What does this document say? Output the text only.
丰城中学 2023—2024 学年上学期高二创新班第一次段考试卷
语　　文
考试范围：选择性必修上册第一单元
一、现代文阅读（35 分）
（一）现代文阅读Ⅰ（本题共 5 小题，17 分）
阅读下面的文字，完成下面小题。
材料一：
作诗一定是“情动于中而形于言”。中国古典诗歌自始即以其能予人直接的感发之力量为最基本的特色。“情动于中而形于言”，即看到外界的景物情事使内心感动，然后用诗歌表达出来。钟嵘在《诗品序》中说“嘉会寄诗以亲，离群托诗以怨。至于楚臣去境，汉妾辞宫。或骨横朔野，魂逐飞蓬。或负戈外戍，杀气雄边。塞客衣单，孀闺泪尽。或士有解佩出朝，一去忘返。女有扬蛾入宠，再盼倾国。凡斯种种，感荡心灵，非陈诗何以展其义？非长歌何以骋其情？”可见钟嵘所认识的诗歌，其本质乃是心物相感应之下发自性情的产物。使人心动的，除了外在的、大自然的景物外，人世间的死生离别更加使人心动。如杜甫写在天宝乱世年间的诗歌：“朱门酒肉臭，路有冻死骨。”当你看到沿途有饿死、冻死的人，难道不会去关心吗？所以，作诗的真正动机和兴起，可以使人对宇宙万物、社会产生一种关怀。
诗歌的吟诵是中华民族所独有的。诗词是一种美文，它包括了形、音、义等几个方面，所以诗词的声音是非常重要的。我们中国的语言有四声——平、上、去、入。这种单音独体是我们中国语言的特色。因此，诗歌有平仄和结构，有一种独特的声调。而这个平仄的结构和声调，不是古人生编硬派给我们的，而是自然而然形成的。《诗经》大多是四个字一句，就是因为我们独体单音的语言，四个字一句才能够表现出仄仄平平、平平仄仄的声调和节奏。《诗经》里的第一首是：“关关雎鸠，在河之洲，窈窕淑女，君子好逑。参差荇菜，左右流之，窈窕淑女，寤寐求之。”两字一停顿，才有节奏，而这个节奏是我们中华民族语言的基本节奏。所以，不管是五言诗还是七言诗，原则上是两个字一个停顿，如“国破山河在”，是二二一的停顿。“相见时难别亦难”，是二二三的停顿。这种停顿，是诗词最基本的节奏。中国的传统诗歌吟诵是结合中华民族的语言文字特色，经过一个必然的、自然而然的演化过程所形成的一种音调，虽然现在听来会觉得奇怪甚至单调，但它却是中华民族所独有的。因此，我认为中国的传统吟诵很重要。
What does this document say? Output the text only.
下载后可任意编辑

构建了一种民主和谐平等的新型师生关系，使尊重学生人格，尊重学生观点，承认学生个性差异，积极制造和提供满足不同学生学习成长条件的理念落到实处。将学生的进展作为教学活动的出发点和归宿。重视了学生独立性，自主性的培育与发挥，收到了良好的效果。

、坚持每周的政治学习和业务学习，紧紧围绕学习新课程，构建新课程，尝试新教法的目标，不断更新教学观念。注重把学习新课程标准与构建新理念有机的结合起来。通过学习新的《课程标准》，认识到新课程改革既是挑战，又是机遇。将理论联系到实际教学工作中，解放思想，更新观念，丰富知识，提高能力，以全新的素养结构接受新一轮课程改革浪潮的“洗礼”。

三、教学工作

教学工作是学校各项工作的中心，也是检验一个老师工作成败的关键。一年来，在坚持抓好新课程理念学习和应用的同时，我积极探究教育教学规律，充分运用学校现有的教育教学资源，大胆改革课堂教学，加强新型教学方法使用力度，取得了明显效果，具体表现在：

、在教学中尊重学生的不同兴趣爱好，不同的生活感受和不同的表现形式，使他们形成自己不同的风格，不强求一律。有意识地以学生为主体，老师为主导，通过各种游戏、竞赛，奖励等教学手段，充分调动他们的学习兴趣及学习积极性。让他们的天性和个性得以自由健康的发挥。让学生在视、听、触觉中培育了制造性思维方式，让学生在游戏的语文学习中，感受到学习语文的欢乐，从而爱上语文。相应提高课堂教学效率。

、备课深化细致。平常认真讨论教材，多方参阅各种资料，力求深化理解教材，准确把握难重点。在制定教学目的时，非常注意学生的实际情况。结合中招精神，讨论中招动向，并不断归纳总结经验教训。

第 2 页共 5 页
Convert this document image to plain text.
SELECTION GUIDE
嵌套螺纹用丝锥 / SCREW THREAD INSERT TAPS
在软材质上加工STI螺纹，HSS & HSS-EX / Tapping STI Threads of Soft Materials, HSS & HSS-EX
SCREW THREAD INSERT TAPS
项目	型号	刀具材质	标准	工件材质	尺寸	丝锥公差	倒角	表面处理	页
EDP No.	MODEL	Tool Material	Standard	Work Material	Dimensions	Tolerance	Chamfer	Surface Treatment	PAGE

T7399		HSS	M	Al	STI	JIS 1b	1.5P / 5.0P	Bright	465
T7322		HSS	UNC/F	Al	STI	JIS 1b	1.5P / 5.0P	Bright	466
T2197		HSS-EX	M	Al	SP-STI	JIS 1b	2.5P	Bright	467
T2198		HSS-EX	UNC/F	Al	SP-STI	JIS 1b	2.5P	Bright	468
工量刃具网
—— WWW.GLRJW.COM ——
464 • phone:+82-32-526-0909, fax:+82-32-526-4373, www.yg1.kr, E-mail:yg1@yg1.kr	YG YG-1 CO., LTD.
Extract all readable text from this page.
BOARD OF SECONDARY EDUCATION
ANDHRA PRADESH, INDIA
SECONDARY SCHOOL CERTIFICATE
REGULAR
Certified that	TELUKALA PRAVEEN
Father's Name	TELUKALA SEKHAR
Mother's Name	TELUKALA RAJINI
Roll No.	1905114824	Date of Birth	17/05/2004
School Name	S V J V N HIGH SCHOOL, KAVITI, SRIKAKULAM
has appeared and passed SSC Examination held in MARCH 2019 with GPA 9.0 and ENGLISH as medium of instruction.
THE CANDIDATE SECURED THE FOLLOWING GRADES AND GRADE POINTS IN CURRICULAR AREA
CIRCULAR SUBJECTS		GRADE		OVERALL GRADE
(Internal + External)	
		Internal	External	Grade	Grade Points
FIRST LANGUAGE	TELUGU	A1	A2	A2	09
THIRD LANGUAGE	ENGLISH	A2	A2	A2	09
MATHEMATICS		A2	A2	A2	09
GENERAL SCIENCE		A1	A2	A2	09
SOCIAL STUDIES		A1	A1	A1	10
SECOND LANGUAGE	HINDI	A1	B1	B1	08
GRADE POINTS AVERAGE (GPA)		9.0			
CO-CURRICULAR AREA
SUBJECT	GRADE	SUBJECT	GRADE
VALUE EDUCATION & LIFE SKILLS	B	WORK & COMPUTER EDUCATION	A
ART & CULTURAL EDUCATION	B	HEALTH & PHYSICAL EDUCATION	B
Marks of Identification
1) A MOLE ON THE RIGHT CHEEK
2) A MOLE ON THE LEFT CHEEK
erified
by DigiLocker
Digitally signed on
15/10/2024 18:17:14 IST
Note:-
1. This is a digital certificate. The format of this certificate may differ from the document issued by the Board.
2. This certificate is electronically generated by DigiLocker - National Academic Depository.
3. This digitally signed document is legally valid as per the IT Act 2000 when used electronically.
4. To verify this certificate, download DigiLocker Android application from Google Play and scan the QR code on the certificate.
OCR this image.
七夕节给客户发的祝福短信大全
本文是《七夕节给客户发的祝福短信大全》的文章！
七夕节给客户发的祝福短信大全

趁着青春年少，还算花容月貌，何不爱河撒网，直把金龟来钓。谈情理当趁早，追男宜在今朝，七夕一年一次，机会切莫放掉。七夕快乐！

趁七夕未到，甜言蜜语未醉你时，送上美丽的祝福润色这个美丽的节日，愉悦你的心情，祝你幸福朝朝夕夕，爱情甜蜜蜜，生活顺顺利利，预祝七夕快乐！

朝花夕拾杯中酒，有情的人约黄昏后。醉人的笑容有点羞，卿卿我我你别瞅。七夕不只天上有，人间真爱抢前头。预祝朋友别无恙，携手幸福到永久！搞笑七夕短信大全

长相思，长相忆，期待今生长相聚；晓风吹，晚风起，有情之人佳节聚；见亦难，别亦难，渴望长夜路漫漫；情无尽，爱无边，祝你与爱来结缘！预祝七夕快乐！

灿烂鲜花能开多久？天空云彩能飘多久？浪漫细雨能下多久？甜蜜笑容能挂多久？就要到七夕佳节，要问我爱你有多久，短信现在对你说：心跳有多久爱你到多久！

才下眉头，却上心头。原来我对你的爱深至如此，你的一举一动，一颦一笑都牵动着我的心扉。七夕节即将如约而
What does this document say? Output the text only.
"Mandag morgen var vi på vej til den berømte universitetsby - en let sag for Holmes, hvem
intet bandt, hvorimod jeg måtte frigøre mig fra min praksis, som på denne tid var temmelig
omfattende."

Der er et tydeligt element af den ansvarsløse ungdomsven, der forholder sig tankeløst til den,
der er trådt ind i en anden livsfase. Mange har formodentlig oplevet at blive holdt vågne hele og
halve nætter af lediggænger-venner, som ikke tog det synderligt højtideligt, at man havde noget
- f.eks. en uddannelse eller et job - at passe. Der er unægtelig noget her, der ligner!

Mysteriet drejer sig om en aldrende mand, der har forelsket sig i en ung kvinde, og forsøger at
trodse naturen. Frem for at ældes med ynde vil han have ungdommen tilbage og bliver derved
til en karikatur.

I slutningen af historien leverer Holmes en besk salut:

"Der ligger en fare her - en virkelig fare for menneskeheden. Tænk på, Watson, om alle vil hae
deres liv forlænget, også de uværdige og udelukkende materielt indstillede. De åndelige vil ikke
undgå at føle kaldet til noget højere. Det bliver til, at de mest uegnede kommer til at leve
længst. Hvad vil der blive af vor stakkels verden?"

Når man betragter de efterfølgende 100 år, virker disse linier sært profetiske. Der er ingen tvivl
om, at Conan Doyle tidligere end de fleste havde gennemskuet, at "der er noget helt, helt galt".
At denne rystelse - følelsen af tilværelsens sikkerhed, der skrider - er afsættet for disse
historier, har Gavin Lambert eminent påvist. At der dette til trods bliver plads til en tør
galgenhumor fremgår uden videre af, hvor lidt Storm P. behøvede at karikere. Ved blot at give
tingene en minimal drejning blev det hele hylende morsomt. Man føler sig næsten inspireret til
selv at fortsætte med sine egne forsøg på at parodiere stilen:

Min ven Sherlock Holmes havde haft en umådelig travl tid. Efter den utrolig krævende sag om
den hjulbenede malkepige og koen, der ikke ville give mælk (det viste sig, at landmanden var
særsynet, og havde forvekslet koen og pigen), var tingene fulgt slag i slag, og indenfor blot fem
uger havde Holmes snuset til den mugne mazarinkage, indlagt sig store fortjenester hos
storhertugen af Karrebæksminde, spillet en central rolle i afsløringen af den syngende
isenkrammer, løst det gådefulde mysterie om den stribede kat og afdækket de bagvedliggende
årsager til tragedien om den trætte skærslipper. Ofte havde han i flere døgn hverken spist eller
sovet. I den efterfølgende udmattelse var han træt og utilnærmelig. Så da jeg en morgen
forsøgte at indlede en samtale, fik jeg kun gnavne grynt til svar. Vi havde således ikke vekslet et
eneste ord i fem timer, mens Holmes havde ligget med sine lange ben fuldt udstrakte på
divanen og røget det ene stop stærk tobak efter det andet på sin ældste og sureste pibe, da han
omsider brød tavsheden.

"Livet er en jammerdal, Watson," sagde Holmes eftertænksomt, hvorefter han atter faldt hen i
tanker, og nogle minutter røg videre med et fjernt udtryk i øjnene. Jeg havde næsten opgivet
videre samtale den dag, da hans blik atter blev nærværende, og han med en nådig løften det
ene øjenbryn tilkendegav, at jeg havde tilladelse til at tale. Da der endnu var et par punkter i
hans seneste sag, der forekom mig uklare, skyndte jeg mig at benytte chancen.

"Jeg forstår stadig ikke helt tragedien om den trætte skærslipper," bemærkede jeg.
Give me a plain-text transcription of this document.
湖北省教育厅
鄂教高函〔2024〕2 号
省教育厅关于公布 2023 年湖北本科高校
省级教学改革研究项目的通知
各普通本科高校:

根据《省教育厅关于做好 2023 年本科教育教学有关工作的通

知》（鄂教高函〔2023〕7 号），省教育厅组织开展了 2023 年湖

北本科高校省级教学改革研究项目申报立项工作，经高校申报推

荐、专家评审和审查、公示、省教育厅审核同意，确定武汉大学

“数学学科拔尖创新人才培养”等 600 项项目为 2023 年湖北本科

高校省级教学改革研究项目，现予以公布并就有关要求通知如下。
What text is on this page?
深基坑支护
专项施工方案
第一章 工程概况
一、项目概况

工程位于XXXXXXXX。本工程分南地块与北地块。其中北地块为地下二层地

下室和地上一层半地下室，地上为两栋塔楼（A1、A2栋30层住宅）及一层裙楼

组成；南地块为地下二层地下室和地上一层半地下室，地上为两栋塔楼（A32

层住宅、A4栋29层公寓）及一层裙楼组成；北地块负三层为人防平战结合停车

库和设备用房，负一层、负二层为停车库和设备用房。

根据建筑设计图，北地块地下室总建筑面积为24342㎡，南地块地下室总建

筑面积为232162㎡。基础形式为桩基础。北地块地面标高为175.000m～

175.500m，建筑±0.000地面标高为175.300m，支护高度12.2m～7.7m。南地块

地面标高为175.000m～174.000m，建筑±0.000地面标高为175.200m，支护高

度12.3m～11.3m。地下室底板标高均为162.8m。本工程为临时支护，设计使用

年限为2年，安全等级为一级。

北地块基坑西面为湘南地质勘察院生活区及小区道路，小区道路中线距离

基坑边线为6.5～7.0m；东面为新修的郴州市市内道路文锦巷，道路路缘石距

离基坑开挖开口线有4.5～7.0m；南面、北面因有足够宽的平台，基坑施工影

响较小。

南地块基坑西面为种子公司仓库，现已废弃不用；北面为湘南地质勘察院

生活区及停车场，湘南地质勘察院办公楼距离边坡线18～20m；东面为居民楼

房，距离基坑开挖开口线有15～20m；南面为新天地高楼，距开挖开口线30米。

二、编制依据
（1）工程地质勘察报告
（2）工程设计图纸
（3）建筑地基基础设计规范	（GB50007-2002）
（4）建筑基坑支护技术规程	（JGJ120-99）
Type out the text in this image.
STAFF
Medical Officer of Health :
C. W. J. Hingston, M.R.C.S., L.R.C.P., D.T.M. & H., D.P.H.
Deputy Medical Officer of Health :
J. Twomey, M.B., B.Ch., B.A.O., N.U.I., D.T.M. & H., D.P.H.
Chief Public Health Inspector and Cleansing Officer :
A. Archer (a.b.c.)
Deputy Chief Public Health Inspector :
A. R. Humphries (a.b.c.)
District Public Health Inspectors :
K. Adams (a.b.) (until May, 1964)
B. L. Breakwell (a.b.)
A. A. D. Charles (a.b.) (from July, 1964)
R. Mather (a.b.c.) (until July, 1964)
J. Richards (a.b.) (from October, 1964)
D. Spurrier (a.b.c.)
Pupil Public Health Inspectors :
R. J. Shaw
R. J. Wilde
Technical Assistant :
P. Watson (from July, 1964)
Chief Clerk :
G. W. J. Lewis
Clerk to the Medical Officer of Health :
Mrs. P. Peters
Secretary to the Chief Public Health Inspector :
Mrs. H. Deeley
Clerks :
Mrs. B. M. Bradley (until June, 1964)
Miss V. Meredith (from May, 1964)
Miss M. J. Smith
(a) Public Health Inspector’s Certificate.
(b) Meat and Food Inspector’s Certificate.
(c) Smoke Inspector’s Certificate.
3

⁂

Task to carry out: Report each line in the preceding entries that holds the string "Public".

Response to this task:
Chief Public Health Inspector and Cleansing Officer :
Deputy Chief Public Health Inspector :
District Public Health Inspectors :
Pupil Public Health Inspectors :
Secretary to the Chief Public Health Inspector :
(a) Public Health Inspector’s Certificate.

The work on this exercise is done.